--- start of Dataset records ---

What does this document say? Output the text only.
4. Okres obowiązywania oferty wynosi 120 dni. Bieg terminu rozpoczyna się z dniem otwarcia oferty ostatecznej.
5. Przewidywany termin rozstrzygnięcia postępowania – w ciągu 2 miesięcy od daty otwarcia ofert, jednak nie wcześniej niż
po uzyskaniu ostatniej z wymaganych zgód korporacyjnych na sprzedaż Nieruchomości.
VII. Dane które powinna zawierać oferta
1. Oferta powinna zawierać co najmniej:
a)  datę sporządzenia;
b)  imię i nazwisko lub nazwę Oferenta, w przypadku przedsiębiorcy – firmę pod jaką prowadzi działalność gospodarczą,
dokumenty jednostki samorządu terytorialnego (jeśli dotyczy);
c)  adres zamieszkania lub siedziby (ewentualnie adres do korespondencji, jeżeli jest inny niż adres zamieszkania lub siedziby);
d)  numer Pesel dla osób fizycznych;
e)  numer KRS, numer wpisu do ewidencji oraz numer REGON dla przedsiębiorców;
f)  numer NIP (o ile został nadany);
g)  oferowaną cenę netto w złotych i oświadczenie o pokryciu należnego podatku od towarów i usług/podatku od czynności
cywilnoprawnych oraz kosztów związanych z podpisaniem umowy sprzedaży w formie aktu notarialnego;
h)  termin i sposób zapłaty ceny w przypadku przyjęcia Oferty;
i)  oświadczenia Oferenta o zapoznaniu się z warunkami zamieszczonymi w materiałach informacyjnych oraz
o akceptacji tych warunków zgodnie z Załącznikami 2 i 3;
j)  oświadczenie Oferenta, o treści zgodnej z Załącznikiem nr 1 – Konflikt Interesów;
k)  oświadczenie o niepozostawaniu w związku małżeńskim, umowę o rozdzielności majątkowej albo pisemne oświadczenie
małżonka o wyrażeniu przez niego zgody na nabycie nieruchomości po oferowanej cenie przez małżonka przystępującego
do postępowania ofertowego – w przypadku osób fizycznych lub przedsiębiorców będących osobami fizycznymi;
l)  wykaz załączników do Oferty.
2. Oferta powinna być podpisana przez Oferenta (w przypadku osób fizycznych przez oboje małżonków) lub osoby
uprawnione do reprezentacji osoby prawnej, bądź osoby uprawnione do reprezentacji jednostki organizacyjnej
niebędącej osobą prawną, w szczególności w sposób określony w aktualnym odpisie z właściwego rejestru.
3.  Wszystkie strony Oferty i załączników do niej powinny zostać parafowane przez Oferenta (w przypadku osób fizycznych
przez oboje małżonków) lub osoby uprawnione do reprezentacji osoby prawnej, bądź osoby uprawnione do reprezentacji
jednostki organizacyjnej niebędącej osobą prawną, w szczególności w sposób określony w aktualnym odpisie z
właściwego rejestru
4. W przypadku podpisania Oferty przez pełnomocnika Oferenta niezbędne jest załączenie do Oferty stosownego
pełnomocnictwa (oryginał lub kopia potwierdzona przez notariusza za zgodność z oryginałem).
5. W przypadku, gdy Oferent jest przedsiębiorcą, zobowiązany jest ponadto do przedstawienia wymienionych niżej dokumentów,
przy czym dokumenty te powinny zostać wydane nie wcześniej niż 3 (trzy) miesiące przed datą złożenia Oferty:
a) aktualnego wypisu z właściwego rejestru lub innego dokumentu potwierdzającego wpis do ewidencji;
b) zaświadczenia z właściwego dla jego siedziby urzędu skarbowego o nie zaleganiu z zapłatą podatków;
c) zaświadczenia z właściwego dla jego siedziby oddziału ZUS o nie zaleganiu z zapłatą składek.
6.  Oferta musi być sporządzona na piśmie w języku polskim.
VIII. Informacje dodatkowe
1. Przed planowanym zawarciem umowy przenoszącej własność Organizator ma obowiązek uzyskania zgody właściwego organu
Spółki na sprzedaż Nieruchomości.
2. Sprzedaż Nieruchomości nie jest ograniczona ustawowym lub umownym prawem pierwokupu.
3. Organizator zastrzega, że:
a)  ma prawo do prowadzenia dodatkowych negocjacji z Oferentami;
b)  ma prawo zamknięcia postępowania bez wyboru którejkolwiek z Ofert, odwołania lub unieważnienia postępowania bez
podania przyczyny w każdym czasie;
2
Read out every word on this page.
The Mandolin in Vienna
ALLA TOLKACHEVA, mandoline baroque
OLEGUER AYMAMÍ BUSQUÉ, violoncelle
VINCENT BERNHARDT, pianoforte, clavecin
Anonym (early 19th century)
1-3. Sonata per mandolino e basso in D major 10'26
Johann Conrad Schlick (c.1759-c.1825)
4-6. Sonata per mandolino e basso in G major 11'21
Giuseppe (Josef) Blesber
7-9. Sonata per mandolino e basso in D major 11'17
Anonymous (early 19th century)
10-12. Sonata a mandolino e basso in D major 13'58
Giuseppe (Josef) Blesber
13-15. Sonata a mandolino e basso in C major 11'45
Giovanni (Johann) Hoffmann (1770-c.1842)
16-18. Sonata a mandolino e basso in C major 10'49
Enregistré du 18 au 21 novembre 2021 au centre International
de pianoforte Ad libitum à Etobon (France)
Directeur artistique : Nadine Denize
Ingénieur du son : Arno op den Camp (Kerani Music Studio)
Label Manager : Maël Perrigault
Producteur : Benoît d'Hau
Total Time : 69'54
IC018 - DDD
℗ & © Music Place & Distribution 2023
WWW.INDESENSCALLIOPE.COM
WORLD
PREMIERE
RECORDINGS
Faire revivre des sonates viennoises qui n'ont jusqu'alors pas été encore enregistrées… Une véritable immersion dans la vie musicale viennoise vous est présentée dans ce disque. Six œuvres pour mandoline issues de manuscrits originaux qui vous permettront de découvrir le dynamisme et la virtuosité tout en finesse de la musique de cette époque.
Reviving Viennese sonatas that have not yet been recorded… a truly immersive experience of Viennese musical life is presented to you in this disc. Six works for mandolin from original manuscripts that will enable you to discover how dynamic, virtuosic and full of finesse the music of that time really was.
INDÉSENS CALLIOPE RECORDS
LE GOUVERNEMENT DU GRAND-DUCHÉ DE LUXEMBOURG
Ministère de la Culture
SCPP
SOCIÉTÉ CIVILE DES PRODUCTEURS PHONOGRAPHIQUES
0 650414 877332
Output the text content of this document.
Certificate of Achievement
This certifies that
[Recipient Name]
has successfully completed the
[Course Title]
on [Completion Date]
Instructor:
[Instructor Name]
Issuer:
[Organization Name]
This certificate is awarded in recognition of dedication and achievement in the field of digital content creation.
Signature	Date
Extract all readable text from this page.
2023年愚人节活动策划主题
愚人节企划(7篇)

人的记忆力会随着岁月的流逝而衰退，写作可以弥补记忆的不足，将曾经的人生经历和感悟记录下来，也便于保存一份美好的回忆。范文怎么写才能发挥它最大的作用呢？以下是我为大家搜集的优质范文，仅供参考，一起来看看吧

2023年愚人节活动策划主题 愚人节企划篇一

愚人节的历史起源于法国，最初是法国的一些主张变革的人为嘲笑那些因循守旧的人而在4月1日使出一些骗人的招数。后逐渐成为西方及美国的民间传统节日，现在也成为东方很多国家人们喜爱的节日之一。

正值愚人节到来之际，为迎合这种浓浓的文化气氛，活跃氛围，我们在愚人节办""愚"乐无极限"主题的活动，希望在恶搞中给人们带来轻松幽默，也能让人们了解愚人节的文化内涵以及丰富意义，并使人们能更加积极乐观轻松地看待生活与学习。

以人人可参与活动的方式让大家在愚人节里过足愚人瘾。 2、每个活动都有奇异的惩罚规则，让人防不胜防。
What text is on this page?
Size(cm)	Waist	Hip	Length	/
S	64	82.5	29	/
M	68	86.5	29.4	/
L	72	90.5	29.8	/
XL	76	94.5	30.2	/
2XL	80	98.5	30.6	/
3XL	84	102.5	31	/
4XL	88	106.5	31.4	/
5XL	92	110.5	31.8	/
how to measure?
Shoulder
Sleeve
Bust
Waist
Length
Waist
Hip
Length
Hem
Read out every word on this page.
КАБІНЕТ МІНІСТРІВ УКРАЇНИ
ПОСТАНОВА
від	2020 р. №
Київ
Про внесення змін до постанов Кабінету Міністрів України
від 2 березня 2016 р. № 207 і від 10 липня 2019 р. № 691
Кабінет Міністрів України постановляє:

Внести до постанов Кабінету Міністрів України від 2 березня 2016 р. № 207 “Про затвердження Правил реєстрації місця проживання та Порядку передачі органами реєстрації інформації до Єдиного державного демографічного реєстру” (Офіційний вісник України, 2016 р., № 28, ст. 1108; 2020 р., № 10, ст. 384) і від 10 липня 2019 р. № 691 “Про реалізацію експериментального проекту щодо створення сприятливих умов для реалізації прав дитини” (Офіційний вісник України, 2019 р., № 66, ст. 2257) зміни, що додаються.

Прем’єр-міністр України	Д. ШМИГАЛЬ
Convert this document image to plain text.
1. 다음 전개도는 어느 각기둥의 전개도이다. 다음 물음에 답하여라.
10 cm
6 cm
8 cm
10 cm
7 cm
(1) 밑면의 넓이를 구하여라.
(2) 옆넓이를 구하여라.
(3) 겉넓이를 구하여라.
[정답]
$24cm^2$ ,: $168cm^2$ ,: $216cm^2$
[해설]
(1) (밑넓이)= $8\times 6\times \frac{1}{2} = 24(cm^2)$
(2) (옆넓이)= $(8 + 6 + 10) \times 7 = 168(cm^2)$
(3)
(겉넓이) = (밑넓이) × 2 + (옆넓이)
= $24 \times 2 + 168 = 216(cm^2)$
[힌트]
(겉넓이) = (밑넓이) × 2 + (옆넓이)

--- end of Dataset records ---

Return the lines above, from the one containing "What text is on this page?" to the end, exactly as they stand.

• [Full solution]
What text is on this page?
Size(cm)	Waist	Hip	Length	/
S	64	82.5	29	/
M	68	86.5	29.4	/
L	72	90.5	29.8	/
XL	76	94.5	30.2	/
2XL	80	98.5	30.6	/
3XL	84	102.5	31	/
4XL	88	106.5	31.4	/
5XL	92	110.5	31.8	/
how to measure?
Shoulder
Sleeve
Bust
Waist
Length
Waist
Hip
Length
Hem
Read out every word on this page.
КАБІНЕТ МІНІСТРІВ УКРАЇНИ
ПОСТАНОВА
від	2020 р. №
Київ
Про внесення змін до постанов Кабінету Міністрів України
від 2 березня 2016 р. № 207 і від 10 липня 2019 р. № 691
Кабінет Міністрів України постановляє:

Внести до постанов Кабінету Міністрів України від 2 березня 2016 р. № 207 “Про затвердження Правил реєстрації місця проживання та Порядку передачі органами реєстрації інформації до Єдиного державного демографічного реєстру” (Офіційний вісник України, 2016 р., № 28, ст. 1108; 2020 р., № 10, ст. 384) і від 10 липня 2019 р. № 691 “Про реалізацію експериментального проекту щодо створення сприятливих умов для реалізації прав дитини” (Офіційний вісник України, 2019 р., № 66, ст. 2257) зміни, що додаються.

Прем’єр-міністр України	Д. ШМИГАЛЬ
Convert this document image to plain text.
1. 다음 전개도는 어느 각기둥의 전개도이다. 다음 물음에 답하여라.
10 cm
6 cm
8 cm
10 cm
7 cm
(1) 밑면의 넓이를 구하여라.
(2) 옆넓이를 구하여라.
(3) 겉넓이를 구하여라.
[정답]
$24cm^2$ ,: $168cm^2$ ,: $216cm^2$
[해설]
(1) (밑넓이)= $8\times 6\times \frac{1}{2} = 24(cm^2)$
(2) (옆넓이)= $(8 + 6 + 10) \times 7 = 168(cm^2)$
(3)
(겉넓이) = (밑넓이) × 2 + (옆넓이)
= $24 \times 2 + 168 = 216(cm^2)$
[힌트]
(겉넓이) = (밑넓이) × 2 + (옆넓이)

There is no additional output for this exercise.